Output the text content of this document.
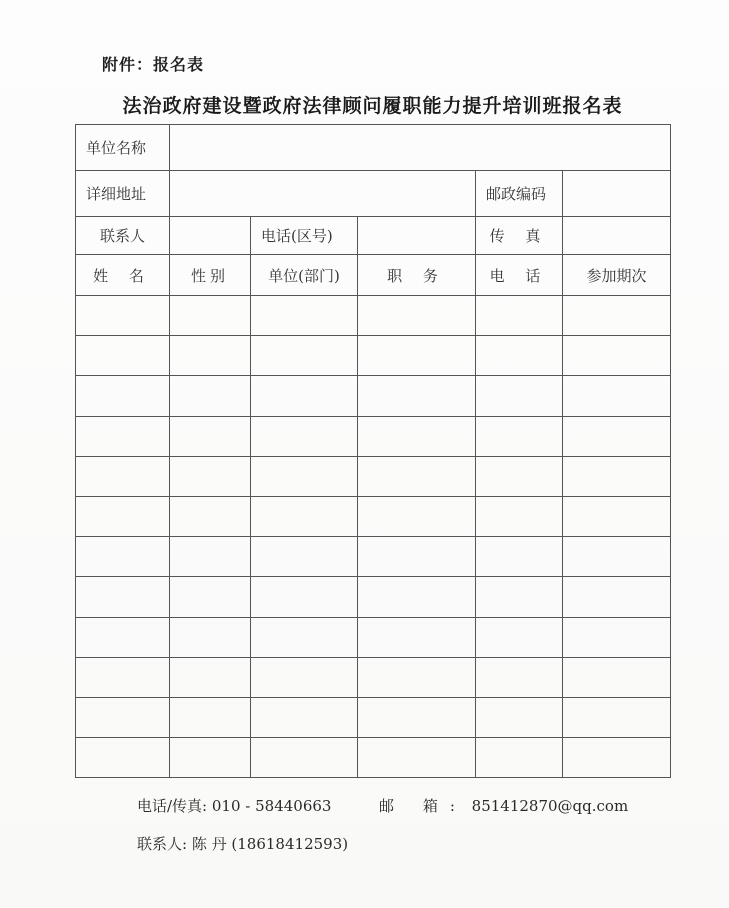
附件：报名表
法治政府建设暨政府法律顾问履职能力提升培训班报名表
单位名称					
详细地址				邮政编码	
联系人		电话(区号)		传 真	
姓 名	性别	单位(部门)	职 务	电 话	参加期次

电话/传真: 010 - 58440663	邮 箱: 851412870@qq.com
联系人: 陈 丹 (18618412593)
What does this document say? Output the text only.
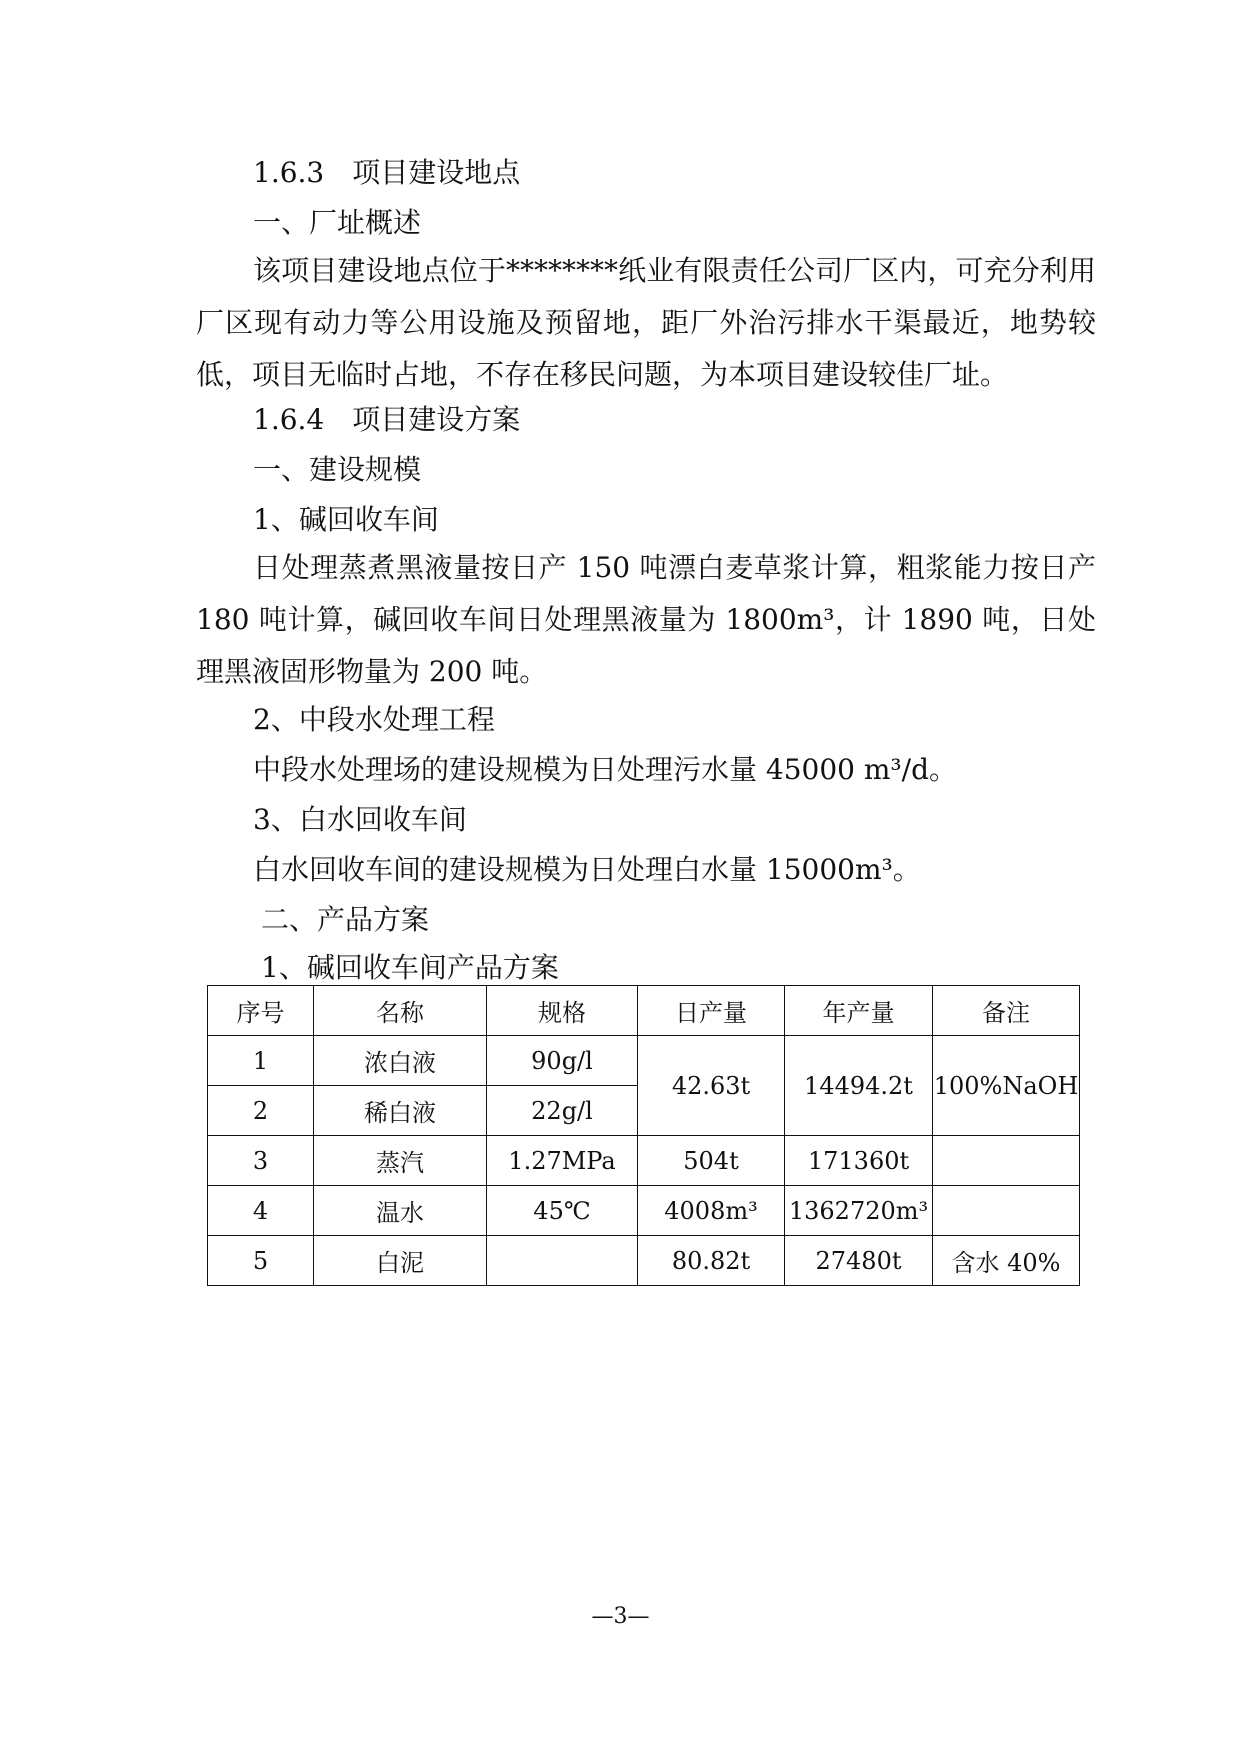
1.6.3　项目建设地点
一、厂址概述
该项目建设地点位于********纸业有限责任公司厂区内，可充分利用厂区现有动力等公用设施及预留地，距厂外治污排水干渠最近，地势较低，项目无临时占地，不存在移民问题，为本项目建设较佳厂址。
1.6.4　项目建设方案
一、建设规模
1、碱回收车间
日处理蒸煮黑液量按日产 150 吨漂白麦草浆计算，粗浆能力按日产 180 吨计算，碱回收车间日处理黑液量为 1800m³，计 1890 吨，日处理黑液固形物量为 200 吨。
2、中段水处理工程
中段水处理场的建设规模为日处理污水量 45000 m³/d。
3、白水回收车间
白水回收车间的建设规模为日处理白水量 15000m³。
二、产品方案
1、碱回收车间产品方案
序号	名称	规格	日产量	年产量	备注
1	浓白液	90g/l	42.63t	14494.2t	100%NaOH
2	稀白液	22g/l			
3	蒸汽	1.27MPa	504t	171360t	
4	温水	45℃	4008m³	1362720m³	
5	白泥		80.82t	27480t	含水 40%
—3—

▸ What the exercise asks: Each line that holds the string "this" counts once; give the total and nothing else.

▸ The response: 2